Data section:
== == ==

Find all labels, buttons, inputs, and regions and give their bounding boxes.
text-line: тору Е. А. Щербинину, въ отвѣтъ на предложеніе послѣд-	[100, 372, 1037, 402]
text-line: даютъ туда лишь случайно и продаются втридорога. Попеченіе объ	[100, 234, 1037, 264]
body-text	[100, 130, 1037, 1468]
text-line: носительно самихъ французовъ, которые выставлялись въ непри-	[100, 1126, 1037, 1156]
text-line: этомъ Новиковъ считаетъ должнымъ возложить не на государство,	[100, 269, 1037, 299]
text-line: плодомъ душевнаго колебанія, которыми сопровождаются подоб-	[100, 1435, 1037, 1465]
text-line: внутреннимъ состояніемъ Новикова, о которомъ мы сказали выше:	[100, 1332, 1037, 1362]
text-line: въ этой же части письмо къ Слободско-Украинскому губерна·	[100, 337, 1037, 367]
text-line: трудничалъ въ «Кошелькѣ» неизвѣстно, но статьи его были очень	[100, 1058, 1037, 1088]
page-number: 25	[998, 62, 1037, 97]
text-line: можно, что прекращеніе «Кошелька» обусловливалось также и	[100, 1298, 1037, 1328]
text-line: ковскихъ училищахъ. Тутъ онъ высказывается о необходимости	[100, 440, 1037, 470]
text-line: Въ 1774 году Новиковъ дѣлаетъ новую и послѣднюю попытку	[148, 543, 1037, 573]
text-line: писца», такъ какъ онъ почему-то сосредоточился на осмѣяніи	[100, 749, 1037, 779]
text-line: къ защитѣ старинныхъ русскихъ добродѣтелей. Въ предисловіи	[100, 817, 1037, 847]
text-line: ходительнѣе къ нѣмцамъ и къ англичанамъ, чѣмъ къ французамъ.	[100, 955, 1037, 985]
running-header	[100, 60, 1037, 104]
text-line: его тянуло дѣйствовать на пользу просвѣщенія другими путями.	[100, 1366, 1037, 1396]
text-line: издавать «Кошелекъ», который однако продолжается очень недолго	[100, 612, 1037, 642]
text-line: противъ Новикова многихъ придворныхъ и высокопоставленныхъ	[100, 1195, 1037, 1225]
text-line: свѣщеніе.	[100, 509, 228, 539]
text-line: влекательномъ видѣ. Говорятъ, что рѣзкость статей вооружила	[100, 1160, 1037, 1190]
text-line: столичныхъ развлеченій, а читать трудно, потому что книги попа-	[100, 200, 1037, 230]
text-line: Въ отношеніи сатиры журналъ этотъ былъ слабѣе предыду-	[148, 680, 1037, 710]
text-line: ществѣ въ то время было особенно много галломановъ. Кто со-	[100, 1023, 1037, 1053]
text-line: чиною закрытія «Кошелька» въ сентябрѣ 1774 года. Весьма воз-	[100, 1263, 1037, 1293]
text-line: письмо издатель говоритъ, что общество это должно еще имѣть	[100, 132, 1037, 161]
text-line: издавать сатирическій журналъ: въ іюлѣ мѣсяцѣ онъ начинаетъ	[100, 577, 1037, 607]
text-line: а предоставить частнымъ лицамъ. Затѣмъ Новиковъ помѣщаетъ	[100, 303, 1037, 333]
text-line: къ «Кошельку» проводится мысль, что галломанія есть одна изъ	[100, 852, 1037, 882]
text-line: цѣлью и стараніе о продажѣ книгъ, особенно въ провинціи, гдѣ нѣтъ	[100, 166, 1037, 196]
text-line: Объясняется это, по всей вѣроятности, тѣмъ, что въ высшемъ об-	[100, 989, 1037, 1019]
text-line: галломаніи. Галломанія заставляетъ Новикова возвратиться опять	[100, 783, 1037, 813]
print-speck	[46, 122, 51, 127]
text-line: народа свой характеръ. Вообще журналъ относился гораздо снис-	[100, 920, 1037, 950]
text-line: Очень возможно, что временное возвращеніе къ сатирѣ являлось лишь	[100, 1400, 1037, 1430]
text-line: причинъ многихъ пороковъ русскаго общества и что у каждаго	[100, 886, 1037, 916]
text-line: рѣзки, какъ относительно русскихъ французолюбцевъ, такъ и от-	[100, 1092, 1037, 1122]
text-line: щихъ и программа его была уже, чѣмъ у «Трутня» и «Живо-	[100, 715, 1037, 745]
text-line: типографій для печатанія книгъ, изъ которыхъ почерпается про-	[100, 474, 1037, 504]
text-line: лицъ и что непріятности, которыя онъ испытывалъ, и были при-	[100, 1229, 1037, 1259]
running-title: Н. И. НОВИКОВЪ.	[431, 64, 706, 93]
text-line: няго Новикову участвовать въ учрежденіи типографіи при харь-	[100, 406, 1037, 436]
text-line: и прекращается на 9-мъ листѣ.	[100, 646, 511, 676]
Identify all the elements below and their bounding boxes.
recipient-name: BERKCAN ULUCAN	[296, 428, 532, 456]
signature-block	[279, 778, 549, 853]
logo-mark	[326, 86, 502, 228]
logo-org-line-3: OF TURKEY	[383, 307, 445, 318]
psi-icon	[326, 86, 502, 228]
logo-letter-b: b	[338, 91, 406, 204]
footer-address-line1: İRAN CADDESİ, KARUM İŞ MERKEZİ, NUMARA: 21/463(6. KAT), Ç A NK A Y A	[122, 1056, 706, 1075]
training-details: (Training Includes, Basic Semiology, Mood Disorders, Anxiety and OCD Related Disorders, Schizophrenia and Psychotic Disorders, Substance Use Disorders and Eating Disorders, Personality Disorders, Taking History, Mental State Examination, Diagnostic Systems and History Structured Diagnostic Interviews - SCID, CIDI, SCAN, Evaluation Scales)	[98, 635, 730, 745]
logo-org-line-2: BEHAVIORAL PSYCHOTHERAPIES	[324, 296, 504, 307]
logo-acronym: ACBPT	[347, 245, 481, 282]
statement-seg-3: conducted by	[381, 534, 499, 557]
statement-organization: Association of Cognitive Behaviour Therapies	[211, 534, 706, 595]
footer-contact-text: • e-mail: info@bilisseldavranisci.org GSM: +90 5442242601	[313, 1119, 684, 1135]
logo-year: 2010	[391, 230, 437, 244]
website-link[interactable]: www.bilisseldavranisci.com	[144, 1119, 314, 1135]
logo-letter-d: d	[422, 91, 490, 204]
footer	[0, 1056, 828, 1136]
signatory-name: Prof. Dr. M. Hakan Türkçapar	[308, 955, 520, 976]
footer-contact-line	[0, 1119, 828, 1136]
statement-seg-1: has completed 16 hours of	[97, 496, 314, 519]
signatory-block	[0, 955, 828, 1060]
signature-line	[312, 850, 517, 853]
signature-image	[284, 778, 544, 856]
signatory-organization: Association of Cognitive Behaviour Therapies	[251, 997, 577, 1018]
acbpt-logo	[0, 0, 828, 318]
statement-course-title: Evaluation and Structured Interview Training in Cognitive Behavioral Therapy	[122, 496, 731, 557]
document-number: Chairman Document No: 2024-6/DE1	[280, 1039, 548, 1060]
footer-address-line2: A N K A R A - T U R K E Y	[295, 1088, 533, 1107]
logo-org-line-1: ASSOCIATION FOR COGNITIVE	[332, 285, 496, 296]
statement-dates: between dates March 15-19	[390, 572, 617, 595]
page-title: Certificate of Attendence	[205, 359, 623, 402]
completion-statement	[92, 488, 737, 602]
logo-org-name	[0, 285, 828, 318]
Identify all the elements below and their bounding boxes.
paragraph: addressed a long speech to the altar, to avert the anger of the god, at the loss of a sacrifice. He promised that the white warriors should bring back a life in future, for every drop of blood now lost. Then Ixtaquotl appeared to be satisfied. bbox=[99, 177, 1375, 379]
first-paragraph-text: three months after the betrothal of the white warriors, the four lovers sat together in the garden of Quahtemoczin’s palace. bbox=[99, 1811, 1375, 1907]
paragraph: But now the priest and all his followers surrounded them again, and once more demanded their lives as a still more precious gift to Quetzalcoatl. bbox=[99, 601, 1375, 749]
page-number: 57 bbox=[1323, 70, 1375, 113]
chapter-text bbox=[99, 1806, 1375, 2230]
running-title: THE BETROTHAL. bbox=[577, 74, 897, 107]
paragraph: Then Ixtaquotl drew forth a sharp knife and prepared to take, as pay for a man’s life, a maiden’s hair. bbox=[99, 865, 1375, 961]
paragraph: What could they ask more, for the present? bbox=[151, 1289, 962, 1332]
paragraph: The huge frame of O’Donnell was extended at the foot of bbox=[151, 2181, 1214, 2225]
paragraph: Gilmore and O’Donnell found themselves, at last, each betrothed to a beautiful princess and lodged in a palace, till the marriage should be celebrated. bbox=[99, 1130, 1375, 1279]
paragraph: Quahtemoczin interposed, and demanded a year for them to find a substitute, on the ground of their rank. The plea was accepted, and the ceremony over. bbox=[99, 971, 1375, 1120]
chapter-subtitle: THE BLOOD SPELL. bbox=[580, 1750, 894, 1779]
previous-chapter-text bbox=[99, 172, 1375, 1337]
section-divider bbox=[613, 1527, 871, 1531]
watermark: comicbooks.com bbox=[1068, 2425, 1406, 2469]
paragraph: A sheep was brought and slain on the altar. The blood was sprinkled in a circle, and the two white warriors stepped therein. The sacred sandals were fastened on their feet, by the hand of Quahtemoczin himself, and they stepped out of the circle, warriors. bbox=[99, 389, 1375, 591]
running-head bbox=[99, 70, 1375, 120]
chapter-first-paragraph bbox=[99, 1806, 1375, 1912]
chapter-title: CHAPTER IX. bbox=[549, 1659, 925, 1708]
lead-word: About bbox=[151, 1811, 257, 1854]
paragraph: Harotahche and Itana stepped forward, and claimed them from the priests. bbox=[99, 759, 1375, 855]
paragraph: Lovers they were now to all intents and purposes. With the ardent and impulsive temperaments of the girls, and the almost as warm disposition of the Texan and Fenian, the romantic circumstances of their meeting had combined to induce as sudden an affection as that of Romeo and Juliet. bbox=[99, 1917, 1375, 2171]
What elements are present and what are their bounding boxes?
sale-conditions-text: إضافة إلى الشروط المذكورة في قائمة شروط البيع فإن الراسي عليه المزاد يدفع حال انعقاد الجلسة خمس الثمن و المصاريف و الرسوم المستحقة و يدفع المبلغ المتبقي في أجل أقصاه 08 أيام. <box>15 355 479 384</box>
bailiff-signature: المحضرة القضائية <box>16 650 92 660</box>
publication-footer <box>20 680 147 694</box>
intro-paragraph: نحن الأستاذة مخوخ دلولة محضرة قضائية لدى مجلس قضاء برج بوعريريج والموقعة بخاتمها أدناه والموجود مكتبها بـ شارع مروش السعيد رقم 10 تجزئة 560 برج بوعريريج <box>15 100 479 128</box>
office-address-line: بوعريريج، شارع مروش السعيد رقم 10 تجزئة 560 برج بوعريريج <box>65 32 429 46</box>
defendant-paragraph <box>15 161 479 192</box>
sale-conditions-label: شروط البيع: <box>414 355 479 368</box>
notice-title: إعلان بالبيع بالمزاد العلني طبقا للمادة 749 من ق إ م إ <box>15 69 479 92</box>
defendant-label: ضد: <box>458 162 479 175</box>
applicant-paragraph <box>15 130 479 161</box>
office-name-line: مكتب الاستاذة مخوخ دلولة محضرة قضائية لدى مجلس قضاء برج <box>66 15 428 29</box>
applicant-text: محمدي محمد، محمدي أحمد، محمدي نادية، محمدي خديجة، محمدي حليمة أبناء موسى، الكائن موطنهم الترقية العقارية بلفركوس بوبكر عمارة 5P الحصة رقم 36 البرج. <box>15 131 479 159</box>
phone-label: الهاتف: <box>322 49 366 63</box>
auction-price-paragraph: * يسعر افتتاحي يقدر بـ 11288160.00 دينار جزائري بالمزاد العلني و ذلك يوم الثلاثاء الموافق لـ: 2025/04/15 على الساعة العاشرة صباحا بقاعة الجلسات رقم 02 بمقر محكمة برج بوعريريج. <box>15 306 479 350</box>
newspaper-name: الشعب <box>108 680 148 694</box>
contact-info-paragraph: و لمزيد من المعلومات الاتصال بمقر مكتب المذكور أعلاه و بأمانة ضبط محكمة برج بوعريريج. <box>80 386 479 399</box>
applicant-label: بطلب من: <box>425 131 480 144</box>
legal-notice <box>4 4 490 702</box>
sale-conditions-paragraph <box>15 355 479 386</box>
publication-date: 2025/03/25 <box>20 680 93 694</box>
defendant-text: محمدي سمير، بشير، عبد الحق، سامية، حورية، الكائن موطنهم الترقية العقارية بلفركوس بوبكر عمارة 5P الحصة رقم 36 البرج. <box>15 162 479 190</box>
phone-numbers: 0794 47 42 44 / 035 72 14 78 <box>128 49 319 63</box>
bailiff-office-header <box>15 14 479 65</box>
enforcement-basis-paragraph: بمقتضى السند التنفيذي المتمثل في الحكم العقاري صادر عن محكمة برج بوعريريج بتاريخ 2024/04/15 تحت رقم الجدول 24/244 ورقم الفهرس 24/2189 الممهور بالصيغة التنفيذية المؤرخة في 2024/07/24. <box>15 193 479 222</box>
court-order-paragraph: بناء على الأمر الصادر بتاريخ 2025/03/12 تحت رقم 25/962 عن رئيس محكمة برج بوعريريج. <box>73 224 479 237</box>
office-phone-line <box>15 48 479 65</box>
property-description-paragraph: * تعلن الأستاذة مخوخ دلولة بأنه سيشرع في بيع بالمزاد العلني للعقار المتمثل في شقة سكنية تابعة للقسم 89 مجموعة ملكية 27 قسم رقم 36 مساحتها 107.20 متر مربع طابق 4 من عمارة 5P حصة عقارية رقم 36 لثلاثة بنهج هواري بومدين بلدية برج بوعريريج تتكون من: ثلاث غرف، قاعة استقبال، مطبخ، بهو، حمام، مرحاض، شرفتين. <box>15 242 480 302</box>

== == ==

Problem statement: Copy the entries verbatim from the first line through the line that contains "62, 1037, 97]", including both of those lines.

Task answer:
Find all labels, buttons, inputs, and regions and give their bounding boxes.
text-line: тору Е. А. Щербинину, въ отвѣтъ на предложеніе послѣд-	[100, 372, 1037, 402]
text-line: даютъ туда лишь случайно и продаются втридорога. Попеченіе объ	[100, 234, 1037, 264]
body-text	[100, 130, 1037, 1468]
text-line: носительно самихъ французовъ, которые выставлялись въ непри-	[100, 1126, 1037, 1156]
text-line: этомъ Новиковъ считаетъ должнымъ возложить не на государство,	[100, 269, 1037, 299]
text-line: плодомъ душевнаго колебанія, которыми сопровождаются подоб-	[100, 1435, 1037, 1465]
text-line: внутреннимъ состояніемъ Новикова, о которомъ мы сказали выше:	[100, 1332, 1037, 1362]
text-line: въ этой же части письмо къ Слободско-Украинскому губерна·	[100, 337, 1037, 367]
text-line: трудничалъ въ «Кошелькѣ» неизвѣстно, но статьи его были очень	[100, 1058, 1037, 1088]
page-number: 25	[998, 62, 1037, 97]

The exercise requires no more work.